Lines in which "down" appears should be pulled from the data below.
Source data below:
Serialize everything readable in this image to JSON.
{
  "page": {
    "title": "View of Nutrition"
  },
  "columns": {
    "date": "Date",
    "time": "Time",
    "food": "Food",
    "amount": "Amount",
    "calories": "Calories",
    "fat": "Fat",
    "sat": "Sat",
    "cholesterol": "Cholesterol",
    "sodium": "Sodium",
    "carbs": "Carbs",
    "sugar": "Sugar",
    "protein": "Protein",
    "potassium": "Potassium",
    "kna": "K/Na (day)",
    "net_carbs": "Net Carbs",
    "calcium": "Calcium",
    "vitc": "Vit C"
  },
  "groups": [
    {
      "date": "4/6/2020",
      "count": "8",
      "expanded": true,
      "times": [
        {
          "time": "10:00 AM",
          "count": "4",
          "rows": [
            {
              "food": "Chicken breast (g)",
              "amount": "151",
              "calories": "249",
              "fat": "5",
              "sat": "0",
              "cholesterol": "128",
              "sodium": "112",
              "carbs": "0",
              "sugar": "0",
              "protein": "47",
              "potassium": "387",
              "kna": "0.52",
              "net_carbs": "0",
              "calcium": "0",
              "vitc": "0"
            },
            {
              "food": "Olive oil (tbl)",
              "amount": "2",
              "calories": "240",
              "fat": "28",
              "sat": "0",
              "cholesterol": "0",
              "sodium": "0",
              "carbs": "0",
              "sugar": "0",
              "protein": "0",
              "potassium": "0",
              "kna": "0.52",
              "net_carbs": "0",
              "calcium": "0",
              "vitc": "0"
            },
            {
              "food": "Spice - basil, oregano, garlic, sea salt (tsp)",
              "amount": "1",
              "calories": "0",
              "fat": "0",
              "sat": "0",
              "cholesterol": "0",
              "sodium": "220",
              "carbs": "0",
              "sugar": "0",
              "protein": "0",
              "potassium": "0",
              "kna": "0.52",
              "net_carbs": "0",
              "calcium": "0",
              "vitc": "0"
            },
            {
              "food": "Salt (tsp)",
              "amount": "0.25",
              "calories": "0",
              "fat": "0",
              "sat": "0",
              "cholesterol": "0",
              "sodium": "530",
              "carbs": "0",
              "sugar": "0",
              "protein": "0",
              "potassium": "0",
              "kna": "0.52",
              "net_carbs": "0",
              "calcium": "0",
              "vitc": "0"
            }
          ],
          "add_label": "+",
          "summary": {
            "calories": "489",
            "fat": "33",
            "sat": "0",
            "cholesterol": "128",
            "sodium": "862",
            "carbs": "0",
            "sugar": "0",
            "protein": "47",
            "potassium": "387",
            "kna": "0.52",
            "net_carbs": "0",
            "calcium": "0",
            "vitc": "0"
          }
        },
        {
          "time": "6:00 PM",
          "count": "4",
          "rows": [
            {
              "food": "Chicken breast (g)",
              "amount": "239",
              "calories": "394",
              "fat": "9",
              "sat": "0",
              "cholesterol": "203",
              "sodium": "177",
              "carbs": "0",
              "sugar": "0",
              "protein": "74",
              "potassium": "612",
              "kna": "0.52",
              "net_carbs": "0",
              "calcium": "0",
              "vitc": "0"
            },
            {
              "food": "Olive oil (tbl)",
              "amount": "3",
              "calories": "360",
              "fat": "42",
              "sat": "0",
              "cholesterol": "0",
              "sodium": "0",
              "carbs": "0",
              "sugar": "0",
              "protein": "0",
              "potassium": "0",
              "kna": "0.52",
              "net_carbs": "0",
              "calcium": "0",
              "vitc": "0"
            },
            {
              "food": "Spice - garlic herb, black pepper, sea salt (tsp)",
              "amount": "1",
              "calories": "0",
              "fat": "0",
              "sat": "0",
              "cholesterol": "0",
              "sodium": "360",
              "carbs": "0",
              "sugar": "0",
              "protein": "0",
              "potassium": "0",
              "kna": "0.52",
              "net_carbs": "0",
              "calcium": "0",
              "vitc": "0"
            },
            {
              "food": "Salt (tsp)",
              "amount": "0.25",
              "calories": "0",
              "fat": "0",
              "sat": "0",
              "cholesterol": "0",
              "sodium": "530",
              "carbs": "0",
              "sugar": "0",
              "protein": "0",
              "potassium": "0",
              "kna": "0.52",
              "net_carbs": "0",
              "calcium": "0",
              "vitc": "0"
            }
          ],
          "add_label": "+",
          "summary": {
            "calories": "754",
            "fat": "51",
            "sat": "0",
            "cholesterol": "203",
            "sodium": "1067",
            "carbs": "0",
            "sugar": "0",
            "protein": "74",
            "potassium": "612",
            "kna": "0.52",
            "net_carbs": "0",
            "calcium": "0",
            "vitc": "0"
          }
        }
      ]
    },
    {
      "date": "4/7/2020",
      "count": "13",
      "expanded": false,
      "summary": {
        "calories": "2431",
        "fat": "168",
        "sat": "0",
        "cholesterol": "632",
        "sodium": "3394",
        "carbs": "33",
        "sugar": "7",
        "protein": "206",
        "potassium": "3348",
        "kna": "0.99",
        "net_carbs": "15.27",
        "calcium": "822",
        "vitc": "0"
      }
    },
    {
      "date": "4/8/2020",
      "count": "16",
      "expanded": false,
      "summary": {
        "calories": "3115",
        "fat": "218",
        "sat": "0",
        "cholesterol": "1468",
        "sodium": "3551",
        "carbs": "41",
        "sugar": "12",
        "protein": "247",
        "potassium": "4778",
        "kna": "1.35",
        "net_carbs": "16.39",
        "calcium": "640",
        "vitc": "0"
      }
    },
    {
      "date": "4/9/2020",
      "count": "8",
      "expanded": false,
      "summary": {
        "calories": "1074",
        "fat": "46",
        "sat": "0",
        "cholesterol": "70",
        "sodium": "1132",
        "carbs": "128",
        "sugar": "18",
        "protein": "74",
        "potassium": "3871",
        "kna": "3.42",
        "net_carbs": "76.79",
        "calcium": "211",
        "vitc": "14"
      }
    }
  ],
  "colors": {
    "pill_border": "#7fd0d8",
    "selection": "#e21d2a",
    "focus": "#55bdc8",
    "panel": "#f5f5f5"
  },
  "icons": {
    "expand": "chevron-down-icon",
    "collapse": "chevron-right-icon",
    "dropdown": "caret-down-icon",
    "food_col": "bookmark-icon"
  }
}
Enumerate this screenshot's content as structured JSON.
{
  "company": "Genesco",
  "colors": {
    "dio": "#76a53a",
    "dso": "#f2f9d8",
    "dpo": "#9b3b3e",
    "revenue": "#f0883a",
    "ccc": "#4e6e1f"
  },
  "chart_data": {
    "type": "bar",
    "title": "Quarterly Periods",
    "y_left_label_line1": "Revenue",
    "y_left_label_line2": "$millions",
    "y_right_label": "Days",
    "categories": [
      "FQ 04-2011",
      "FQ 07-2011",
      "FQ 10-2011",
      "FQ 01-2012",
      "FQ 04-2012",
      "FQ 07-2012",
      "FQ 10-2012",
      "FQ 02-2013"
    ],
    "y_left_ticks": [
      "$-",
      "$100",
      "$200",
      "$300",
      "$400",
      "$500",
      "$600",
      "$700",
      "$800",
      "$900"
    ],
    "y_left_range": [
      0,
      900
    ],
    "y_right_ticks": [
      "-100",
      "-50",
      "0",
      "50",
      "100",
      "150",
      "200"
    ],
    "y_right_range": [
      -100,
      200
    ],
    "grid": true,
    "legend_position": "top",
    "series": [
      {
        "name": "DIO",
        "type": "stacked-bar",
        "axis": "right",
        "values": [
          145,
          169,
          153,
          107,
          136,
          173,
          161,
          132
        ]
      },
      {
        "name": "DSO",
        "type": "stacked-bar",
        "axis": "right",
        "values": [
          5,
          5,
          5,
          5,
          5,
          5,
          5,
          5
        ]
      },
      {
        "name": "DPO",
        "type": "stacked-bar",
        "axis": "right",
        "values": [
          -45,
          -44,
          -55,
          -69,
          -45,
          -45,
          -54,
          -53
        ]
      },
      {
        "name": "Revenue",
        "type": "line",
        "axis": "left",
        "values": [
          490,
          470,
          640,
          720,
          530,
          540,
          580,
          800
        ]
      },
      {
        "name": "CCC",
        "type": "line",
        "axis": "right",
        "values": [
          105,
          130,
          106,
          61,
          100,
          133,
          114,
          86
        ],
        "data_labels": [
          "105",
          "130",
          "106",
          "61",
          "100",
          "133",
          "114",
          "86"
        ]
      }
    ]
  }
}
End of Source data.
Exercise result
    "expand": "chevron-down-icon",
    "dropdown": "caret-down-icon",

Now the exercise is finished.